**WHAT YOU NEED TO DO:** Output the full listing below exactly, without the pictures.

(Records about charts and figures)
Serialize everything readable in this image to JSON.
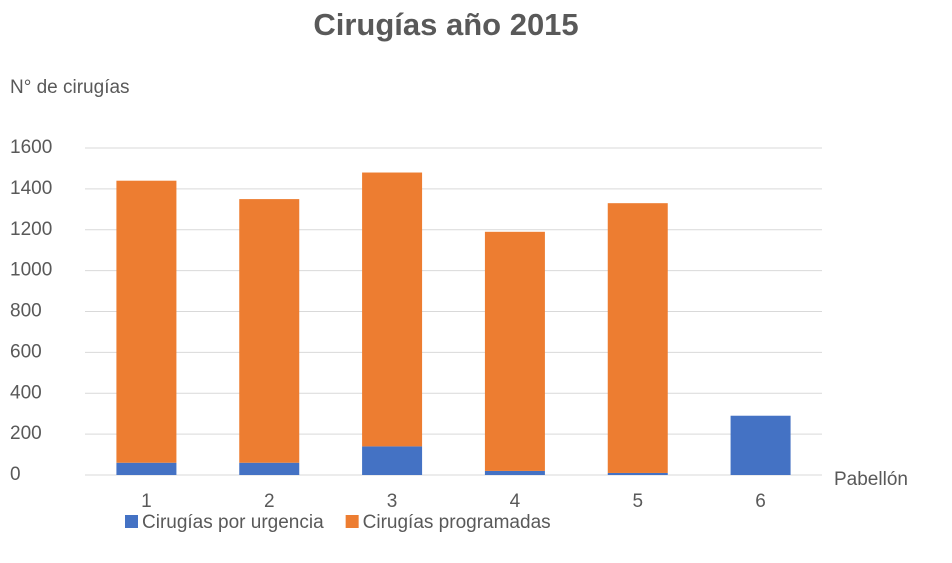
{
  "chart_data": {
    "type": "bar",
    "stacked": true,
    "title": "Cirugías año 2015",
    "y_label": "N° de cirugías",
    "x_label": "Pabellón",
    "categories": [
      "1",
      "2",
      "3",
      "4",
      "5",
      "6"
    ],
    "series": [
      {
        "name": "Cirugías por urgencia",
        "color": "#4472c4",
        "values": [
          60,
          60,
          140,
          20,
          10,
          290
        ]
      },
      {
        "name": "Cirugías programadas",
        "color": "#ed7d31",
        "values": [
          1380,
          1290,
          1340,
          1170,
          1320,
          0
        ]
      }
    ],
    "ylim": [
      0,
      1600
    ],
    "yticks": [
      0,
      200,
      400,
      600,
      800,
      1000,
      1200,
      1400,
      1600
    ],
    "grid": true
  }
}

**ANSWER FOR THE TASK:**
Serialize everything readable in this image to JSON.
{
  "chart_data": {
    "type": "bar",
    "stacked": true,
    "title": "Cirugías año 2015",
    "y_label": "N° de cirugías",
    "x_label": "Pabellón",
    "categories": [
      "1",
      "2",
      "3",
      "4",
      "5",
      "6"
    ],
    "series": [
      {
        "name": "Cirugías por urgencia",
        "color": "#4472c4",
        "values": [
          60,
          60,
          140,
          20,
          10,
          290
        ]
      },
      {
        "name": "Cirugías programadas",
        "color": "#ed7d31",
        "values": [
          1380,
          1290,
          1340,
          1170,
          1320,
          0
        ]
      }
    ],
    "ylim": [
      0,
      1600
    ],
    "yticks": [
      0,
      200,
      400,
      600,
      800,
      1000,
      1200,
      1400,
      1600
    ],
    "grid": true
  }
}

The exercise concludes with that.